> Exercise details:
Write out the entire listing below exactly, with the pictures left out.

> Dataset excerpts:
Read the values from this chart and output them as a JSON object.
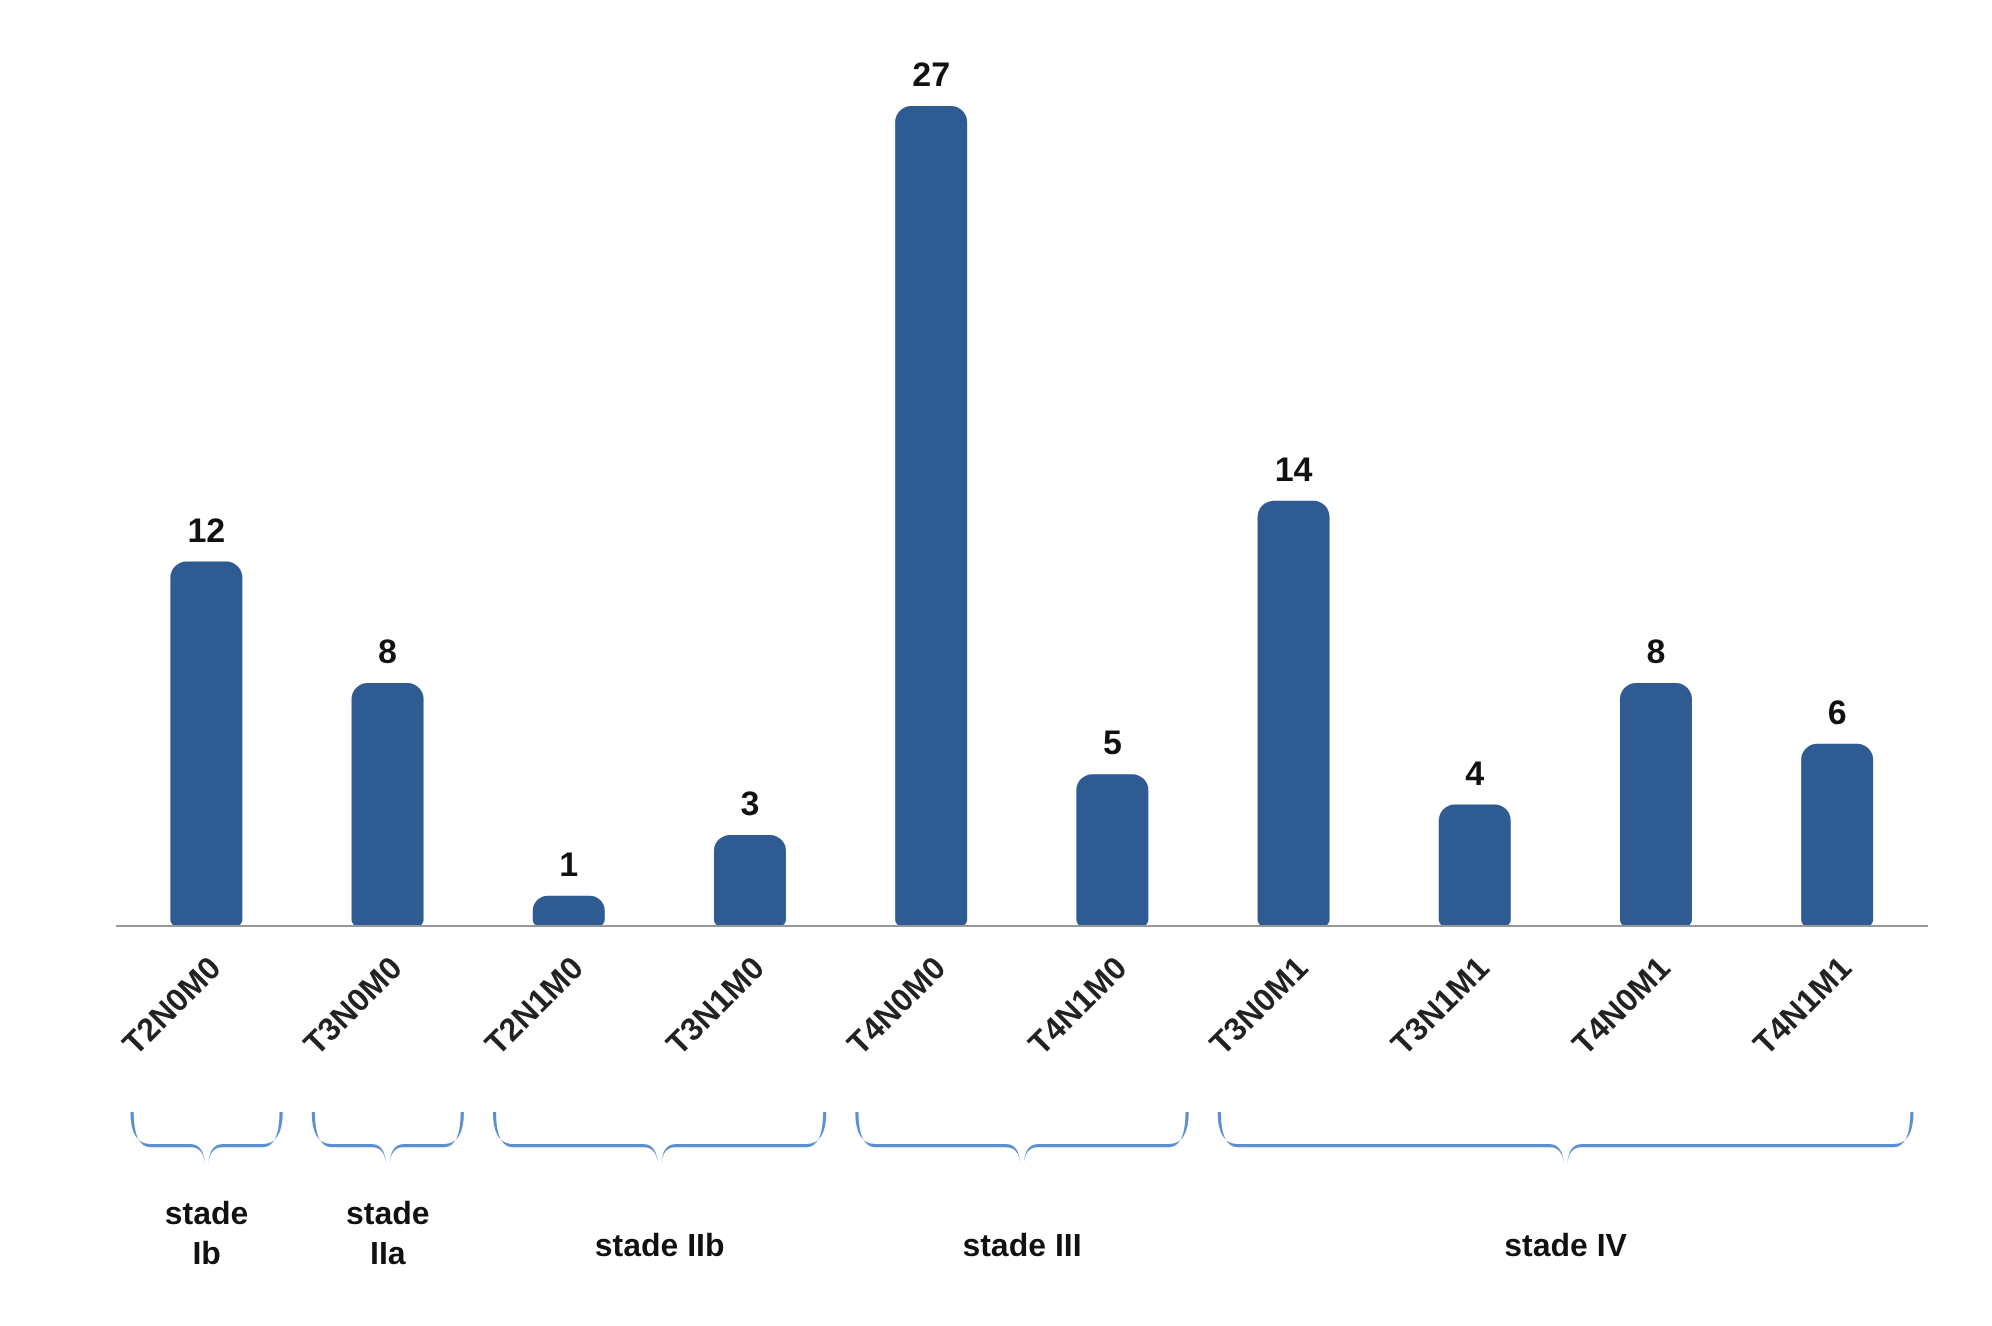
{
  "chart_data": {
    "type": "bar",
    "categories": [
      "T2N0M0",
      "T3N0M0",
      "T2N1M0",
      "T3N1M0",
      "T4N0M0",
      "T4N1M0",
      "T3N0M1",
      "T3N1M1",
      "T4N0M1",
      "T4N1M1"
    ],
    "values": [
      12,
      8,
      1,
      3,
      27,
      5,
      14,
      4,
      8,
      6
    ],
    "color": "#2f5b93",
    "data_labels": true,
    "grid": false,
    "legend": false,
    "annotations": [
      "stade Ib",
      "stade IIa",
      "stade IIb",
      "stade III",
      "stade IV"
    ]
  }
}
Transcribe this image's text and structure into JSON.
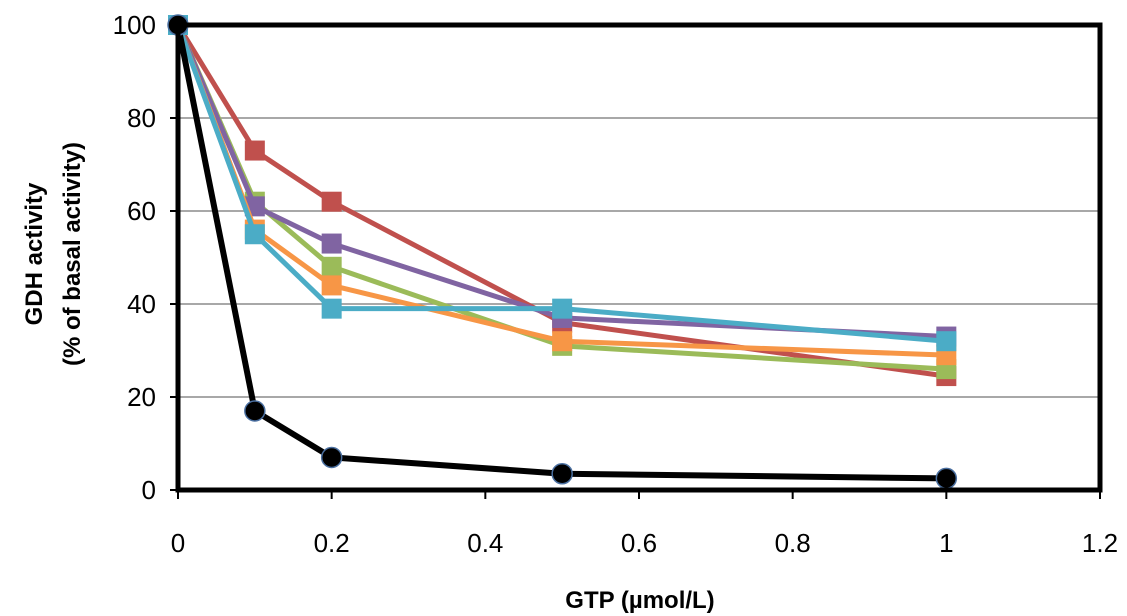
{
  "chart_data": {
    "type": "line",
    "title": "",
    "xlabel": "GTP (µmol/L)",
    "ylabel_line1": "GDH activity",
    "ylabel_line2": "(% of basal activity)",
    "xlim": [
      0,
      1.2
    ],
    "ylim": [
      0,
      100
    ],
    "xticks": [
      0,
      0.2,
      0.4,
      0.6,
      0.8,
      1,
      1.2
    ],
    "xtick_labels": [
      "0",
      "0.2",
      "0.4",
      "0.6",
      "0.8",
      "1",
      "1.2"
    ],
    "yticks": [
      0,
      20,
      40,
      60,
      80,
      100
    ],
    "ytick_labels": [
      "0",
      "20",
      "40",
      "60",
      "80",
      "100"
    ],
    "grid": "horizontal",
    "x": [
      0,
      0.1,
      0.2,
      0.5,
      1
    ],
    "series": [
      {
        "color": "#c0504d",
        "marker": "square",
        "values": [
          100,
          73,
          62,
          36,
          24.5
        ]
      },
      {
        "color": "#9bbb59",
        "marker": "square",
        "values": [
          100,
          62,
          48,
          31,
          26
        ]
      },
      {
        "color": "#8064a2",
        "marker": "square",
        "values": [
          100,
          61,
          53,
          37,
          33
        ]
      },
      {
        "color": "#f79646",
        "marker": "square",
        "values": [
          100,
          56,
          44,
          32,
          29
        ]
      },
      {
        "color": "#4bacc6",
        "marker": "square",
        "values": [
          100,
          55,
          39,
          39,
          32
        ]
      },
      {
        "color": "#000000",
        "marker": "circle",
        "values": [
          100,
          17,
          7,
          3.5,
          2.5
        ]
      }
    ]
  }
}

> Result of the task:
Read the values from this chart and output them as a JSON object.
{
  "chart_data": {
    "type": "bar",
    "categories": [
      "T2N0M0",
      "T3N0M0",
      "T2N1M0",
      "T3N1M0",
      "T4N0M0",
      "T4N1M0",
      "T3N0M1",
      "T3N1M1",
      "T4N0M1",
      "T4N1M1"
    ],
    "values": [
      12,
      8,
      1,
      3,
      27,
      5,
      14,
      4,
      8,
      6
    ],
    "color": "#2f5b93",
    "data_labels": true,
    "grid": false,
    "legend": false,
    "annotations": [
      "stade Ib",
      "stade IIa",
      "stade IIb",
      "stade III",
      "stade IV"
    ]
  }
}
Transcribe this image's text and structure into JSON.
{
  "chart_data": {
    "type": "line",
    "title": "",
    "xlabel": "GTP (µmol/L)",
    "ylabel_line1": "GDH activity",
    "ylabel_line2": "(% of basal activity)",
    "xlim": [
      0,
      1.2
    ],
    "ylim": [
      0,
      100
    ],
    "xticks": [
      0,
      0.2,
      0.4,
      0.6,
      0.8,
      1,
      1.2
    ],
    "xtick_labels": [
      "0",
      "0.2",
      "0.4",
      "0.6",
      "0.8",
      "1",
      "1.2"
    ],
    "yticks": [
      0,
      20,
      40,
      60,
      80,
      100
    ],
    "ytick_labels": [
      "0",
      "20",
      "40",
      "60",
      "80",
      "100"
    ],
    "grid": "horizontal",
    "x": [
      0,
      0.1,
      0.2,
      0.5,
      1
    ],
    "series": [
      {
        "color": "#c0504d",
        "marker": "square",
        "values": [
          100,
          73,
          62,
          36,
          24.5
        ]
      },
      {
        "color": "#9bbb59",
        "marker": "square",
        "values": [
          100,
          62,
          48,
          31,
          26
        ]
      },
      {
        "color": "#8064a2",
        "marker": "square",
        "values": [
          100,
          61,
          53,
          37,
          33
        ]
      },
      {
        "color": "#f79646",
        "marker": "square",
        "values": [
          100,
          56,
          44,
          32,
          29
        ]
      },
      {
        "color": "#4bacc6",
        "marker": "square",
        "values": [
          100,
          55,
          39,
          39,
          32
        ]
      },
      {
        "color": "#000000",
        "marker": "circle",
        "values": [
          100,
          17,
          7,
          3.5,
          2.5
        ]
      }
    ]
  }
}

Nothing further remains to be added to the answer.